» **INSTRUCTION**
Select all lines with the string "Coal" in them, and copy those lines.

— start of EXERCISE MATERIALS —

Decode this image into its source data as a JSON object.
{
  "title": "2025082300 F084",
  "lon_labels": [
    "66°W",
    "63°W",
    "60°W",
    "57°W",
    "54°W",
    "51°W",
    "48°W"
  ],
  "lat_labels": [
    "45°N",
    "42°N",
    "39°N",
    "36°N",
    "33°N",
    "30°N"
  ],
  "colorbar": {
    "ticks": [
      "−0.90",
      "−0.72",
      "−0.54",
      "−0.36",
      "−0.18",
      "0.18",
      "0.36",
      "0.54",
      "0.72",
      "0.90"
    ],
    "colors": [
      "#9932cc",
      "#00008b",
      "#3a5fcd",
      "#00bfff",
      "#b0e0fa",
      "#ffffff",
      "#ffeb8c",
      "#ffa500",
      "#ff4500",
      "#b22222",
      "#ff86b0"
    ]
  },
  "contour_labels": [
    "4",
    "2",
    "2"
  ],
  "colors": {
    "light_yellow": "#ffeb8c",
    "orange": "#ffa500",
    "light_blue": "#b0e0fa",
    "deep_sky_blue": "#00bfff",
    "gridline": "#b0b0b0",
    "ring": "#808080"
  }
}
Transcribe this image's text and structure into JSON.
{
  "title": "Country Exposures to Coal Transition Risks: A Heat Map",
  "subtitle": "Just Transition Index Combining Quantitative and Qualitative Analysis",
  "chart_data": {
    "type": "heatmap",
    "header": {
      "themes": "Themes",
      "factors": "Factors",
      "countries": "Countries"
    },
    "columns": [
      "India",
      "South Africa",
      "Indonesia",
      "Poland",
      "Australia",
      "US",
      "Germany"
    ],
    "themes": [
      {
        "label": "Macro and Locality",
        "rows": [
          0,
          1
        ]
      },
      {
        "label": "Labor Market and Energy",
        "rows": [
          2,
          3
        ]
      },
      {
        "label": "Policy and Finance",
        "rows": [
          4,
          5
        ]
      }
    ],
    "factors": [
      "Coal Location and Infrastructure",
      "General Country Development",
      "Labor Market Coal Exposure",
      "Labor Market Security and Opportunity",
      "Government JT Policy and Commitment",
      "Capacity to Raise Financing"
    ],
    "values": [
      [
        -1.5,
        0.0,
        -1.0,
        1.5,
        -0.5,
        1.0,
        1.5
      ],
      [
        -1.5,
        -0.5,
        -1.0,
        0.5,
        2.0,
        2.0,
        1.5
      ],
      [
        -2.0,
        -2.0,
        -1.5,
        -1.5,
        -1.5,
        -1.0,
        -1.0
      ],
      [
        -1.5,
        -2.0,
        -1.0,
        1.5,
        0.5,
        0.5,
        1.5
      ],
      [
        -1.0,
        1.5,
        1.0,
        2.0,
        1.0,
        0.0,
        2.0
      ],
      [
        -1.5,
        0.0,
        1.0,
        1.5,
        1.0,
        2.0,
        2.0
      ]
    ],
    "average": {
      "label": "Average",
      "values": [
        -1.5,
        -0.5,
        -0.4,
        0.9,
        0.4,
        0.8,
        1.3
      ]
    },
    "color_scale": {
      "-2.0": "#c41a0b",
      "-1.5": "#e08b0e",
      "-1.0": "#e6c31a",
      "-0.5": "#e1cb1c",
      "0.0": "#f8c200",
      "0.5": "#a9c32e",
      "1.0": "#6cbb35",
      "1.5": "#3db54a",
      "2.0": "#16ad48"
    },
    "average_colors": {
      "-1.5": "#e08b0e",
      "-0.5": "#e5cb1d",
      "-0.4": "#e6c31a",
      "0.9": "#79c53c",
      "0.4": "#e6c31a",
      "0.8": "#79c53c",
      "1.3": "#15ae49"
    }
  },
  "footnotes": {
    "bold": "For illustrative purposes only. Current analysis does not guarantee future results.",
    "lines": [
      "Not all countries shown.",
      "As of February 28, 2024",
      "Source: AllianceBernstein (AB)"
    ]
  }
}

— end of EXERCISE MATERIALS —

» **COMPLETE OUTPUT**
  "title": "Country Exposures to Coal Transition Risks: A Heat Map",
      "Coal Location and Infrastructure",
      "Labor Market Coal Exposure",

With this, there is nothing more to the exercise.